::: Exercise data
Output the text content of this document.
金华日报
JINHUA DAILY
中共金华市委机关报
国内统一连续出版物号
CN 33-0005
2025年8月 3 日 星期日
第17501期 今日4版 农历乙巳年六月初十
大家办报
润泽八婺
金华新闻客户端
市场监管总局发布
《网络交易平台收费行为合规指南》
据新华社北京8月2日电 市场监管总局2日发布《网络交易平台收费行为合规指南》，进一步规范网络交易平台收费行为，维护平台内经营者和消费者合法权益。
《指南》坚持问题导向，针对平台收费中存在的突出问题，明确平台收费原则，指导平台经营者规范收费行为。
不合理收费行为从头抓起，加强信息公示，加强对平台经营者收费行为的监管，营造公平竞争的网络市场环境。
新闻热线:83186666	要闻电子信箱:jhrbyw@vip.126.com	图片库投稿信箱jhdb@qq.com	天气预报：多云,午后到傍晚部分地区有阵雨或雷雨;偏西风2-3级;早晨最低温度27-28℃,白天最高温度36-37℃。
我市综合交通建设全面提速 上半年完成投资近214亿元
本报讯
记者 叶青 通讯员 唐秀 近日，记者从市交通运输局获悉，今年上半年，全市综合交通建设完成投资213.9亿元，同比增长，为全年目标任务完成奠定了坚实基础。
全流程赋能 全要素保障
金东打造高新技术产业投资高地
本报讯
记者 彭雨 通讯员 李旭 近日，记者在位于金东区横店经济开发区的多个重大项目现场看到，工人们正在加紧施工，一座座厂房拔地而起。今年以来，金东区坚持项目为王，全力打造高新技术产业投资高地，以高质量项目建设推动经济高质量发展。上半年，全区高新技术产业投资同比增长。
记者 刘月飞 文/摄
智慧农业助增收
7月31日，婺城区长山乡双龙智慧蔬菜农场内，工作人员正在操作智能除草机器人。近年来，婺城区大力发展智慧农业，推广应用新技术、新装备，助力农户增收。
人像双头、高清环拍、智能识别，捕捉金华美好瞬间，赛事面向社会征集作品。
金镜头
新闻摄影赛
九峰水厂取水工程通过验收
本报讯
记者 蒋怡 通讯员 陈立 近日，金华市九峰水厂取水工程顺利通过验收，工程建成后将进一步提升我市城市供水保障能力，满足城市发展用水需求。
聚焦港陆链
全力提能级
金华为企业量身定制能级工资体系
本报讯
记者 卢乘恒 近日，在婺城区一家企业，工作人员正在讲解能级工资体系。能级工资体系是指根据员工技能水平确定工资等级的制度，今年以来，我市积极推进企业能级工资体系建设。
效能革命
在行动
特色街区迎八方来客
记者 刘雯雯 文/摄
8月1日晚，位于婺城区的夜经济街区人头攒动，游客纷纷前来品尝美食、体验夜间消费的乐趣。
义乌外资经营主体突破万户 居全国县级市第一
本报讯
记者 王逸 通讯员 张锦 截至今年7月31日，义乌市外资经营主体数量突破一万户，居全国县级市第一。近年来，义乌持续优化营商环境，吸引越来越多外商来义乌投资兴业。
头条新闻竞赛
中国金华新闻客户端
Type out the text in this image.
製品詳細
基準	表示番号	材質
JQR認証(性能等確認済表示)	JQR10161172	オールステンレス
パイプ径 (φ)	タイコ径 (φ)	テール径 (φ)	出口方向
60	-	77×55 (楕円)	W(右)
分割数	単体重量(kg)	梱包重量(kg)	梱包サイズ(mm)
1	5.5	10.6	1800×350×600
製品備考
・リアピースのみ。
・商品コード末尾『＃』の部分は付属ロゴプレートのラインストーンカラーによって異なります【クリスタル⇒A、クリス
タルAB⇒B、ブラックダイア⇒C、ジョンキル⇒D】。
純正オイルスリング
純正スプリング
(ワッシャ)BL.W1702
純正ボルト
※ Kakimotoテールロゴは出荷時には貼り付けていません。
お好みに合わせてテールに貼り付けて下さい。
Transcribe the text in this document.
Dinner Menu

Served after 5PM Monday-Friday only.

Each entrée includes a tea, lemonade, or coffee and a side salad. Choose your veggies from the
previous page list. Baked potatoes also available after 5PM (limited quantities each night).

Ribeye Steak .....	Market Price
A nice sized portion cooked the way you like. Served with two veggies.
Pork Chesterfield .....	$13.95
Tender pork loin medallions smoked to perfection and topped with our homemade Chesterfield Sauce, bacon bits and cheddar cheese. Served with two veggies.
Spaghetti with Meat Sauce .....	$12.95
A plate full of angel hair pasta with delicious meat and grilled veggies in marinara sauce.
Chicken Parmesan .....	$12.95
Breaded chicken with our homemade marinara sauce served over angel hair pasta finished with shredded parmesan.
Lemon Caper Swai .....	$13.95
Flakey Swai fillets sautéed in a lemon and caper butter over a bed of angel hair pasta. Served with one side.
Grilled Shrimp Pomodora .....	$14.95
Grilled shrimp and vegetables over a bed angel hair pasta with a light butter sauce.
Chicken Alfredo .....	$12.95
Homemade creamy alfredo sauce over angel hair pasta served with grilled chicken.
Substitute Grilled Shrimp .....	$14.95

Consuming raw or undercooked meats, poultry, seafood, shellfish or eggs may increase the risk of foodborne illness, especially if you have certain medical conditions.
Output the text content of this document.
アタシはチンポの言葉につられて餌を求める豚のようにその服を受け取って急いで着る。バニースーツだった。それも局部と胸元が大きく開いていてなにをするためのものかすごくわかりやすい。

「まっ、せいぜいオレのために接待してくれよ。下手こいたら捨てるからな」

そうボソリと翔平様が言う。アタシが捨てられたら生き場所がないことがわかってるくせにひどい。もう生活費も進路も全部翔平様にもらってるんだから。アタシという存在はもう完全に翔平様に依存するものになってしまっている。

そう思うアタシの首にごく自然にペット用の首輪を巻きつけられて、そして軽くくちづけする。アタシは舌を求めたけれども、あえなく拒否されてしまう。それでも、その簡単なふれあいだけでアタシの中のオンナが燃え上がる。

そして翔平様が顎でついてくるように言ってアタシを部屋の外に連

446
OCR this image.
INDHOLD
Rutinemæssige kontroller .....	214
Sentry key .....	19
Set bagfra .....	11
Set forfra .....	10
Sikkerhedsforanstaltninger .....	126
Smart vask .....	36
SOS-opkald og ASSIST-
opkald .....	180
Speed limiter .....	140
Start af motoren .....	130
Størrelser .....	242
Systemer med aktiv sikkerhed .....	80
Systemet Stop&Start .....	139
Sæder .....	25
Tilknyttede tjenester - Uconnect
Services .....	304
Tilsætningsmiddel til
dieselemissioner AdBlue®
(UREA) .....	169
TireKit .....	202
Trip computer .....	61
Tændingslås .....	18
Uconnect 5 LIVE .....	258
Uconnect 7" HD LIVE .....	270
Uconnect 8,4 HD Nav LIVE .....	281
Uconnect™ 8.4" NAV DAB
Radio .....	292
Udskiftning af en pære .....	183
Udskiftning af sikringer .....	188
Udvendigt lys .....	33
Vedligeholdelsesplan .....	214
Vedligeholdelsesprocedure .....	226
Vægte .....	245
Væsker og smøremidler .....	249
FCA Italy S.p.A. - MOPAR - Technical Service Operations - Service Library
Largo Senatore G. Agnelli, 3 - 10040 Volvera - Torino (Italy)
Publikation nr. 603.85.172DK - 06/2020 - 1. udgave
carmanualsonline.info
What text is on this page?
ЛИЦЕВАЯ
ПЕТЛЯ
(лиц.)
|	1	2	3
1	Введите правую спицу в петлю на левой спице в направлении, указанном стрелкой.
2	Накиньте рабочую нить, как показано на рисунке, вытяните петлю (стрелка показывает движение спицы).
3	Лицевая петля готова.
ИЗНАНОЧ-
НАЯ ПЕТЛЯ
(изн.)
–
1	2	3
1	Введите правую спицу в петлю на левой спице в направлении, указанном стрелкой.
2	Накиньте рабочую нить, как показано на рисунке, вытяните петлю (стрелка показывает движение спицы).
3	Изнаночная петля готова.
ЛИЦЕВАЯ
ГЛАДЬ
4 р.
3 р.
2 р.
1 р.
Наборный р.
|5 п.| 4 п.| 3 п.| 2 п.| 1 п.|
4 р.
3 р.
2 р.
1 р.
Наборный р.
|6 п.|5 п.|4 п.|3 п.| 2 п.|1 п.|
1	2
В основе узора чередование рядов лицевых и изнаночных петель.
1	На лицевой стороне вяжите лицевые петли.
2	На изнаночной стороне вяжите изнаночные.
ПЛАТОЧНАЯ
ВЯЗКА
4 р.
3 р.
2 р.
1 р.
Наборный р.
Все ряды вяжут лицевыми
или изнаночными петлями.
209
::::::
## Brief
From the line holding "What text is on this page?" through the last line above, reproduce each line exactly and add nothing.

## Result below
What text is on this page?
ЛИЦЕВАЯ
ПЕТЛЯ
(лиц.)
|	1	2	3
1	Введите правую спицу в петлю на левой спице в направлении, указанном стрелкой.
2	Накиньте рабочую нить, как показано на рисунке, вытяните петлю (стрелка показывает движение спицы).
3	Лицевая петля готова.
ИЗНАНОЧ-
НАЯ ПЕТЛЯ
(изн.)
–
1	2	3
1	Введите правую спицу в петлю на левой спице в направлении, указанном стрелкой.
2	Накиньте рабочую нить, как показано на рисунке, вытяните петлю (стрелка показывает движение спицы).
3	Изнаночная петля готова.
ЛИЦЕВАЯ
ГЛАДЬ
4 р.
3 р.
2 р.
1 р.
Наборный р.
|5 п.| 4 п.| 3 п.| 2 п.| 1 п.|
4 р.
3 р.
2 р.
1 р.
Наборный р.
|6 п.|5 п.|4 п.|3 п.| 2 п.|1 п.|
1	2
В основе узора чередование рядов лицевых и изнаночных петель.
1	На лицевой стороне вяжите лицевые петли.
2	На изнаночной стороне вяжите изнаночные.
ПЛАТОЧНАЯ
ВЯЗКА
4 р.
3 р.
2 р.
1 р.
Наборный р.
Все ряды вяжут лицевыми
или изнаночными петлями.
209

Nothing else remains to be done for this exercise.